Prompt: Copy out every record below with complete accuracy.

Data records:
######

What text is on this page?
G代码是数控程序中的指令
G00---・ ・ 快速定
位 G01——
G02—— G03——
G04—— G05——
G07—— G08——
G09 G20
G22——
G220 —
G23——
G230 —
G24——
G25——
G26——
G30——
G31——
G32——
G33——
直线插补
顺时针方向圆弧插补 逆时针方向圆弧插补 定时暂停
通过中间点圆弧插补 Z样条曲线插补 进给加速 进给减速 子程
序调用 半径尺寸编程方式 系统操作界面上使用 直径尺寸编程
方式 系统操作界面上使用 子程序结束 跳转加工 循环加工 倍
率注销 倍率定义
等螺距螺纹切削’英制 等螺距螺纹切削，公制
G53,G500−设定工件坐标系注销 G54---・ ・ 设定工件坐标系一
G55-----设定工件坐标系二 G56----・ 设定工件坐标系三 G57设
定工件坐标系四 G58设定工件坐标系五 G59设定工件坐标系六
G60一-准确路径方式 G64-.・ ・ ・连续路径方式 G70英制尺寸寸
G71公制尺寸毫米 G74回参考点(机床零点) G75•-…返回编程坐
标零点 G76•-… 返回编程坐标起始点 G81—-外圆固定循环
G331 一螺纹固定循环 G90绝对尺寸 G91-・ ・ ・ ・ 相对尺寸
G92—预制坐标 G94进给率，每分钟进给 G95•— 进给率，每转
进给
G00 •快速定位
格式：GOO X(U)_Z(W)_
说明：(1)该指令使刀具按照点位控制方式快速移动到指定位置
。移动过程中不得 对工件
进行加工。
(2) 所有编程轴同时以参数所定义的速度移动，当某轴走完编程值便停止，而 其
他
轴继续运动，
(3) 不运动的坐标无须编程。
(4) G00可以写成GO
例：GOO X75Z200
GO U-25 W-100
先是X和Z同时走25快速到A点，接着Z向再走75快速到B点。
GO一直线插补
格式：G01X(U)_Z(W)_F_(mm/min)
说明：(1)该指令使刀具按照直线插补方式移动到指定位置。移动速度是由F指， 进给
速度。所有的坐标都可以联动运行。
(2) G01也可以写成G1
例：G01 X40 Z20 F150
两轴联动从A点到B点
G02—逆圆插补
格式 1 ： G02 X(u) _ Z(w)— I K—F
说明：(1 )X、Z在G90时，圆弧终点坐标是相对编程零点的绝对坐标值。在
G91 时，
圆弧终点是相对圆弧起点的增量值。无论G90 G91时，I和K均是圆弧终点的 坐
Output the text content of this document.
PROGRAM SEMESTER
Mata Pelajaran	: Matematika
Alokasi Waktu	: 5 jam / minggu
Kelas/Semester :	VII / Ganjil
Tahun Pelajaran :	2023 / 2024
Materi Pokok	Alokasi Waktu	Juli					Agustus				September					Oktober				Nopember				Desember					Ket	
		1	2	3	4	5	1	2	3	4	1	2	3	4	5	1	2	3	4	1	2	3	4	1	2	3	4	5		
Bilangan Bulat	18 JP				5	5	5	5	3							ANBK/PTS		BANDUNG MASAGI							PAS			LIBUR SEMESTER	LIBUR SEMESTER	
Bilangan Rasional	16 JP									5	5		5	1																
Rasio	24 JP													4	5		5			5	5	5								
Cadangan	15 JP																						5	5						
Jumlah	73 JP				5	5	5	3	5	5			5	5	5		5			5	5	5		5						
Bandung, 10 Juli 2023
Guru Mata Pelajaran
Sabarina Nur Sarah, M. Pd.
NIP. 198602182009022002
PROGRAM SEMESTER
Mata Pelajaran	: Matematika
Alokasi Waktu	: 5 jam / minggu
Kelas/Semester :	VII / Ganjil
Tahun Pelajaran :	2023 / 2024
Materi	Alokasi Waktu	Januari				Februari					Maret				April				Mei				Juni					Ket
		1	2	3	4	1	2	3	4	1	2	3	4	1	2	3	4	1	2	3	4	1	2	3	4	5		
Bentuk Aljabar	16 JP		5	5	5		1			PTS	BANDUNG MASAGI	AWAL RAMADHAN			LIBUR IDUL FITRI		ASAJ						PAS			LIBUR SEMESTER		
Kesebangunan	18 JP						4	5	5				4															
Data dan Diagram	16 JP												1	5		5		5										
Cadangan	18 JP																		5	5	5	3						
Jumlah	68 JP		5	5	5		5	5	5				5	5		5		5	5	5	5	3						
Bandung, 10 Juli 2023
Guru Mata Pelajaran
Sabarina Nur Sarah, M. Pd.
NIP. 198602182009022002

######

Result of this exercise:
What text is on this page?
G代码是数控程序中的指令
G00---・ ・ 快速定
位 G01——
G02—— G03——
G04—— G05——
G07—— G08——
G09 G20
G22——
G220 —
G23——
G230 —
G24——
G25——
G26——
G30——
G31——
G32——
G33——
直线插补
顺时针方向圆弧插补 逆时针方向圆弧插补 定时暂停
通过中间点圆弧插补 Z样条曲线插补 进给加速 进给减速 子程
序调用 半径尺寸编程方式 系统操作界面上使用 直径尺寸编程
方式 系统操作界面上使用 子程序结束 跳转加工 循环加工 倍
率注销 倍率定义
等螺距螺纹切削’英制 等螺距螺纹切削，公制
G53,G500−设定工件坐标系注销 G54---・ ・ 设定工件坐标系一
G55-----设定工件坐标系二 G56----・ 设定工件坐标系三 G57设
定工件坐标系四 G58设定工件坐标系五 G59设定工件坐标系六
G60一-准确路径方式 G64-.・ ・ ・连续路径方式 G70英制尺寸寸
G71公制尺寸毫米 G74回参考点(机床零点) G75•-…返回编程坐
标零点 G76•-… 返回编程坐标起始点 G81—-外圆固定循环
G331 一螺纹固定循环 G90绝对尺寸 G91-・ ・ ・ ・ 相对尺寸
G92—预制坐标 G94进给率，每分钟进给 G95•— 进给率，每转
进给
G00 •快速定位
格式：GOO X(U)_Z(W)_
说明：(1)该指令使刀具按照点位控制方式快速移动到指定位置
。移动过程中不得 对工件
进行加工。
(2) 所有编程轴同时以参数所定义的速度移动，当某轴走完编程值便停止，而 其
他
轴继续运动，
(3) 不运动的坐标无须编程。
(4) G00可以写成GO
例：GOO X75Z200
GO U-25 W-100
先是X和Z同时走25快速到A点，接着Z向再走75快速到B点。
GO一直线插补
格式：G01X(U)_Z(W)_F_(mm/min)
说明：(1)该指令使刀具按照直线插补方式移动到指定位置。移动速度是由F指， 进给
速度。所有的坐标都可以联动运行。
(2) G01也可以写成G1
例：G01 X40 Z20 F150
两轴联动从A点到B点
G02—逆圆插补
格式 1 ： G02 X(u) _ Z(w)— I K—F
说明：(1 )X、Z在G90时，圆弧终点坐标是相对编程零点的绝对坐标值。在
G91 时，
圆弧终点是相对圆弧起点的增量值。无论G90 G91时，I和K均是圆弧终点的 坐
Output the text content of this document.
PROGRAM SEMESTER
Mata Pelajaran	: Matematika
Alokasi Waktu	: 5 jam / minggu
Kelas/Semester :	VII / Ganjil
Tahun Pelajaran :	2023 / 2024
Materi Pokok	Alokasi Waktu	Juli					Agustus				September					Oktober				Nopember				Desember					Ket	
		1	2	3	4	5	1	2	3	4	1	2	3	4	5	1	2	3	4	1	2	3	4	1	2	3	4	5		
Bilangan Bulat	18 JP				5	5	5	5	3							ANBK/PTS		BANDUNG MASAGI							PAS			LIBUR SEMESTER	LIBUR SEMESTER	
Bilangan Rasional	16 JP									5	5		5	1																
Rasio	24 JP													4	5		5			5	5	5								
Cadangan	15 JP																						5	5						
Jumlah	73 JP				5	5	5	3	5	5			5	5	5		5			5	5	5		5						
Bandung, 10 Juli 2023
Guru Mata Pelajaran
Sabarina Nur Sarah, M. Pd.
NIP. 198602182009022002
PROGRAM SEMESTER
Mata Pelajaran	: Matematika
Alokasi Waktu	: 5 jam / minggu
Kelas/Semester :	VII / Ganjil
Tahun Pelajaran :	2023 / 2024
Materi	Alokasi Waktu	Januari				Februari					Maret				April				Mei				Juni					Ket
		1	2	3	4	1	2	3	4	1	2	3	4	1	2	3	4	1	2	3	4	1	2	3	4	5		
Bentuk Aljabar	16 JP		5	5	5		1			PTS	BANDUNG MASAGI	AWAL RAMADHAN			LIBUR IDUL FITRI		ASAJ						PAS			LIBUR SEMESTER		
Kesebangunan	18 JP						4	5	5				4															
Data dan Diagram	16 JP												1	5		5		5										
Cadangan	18 JP																		5	5	5	3						
Jumlah	68 JP		5	5	5		5	5	5				5	5		5		5	5	5	5	3						
Bandung, 10 Juli 2023
Guru Mata Pelajaran
Sabarina Nur Sarah, M. Pd.
NIP. 198602182009022002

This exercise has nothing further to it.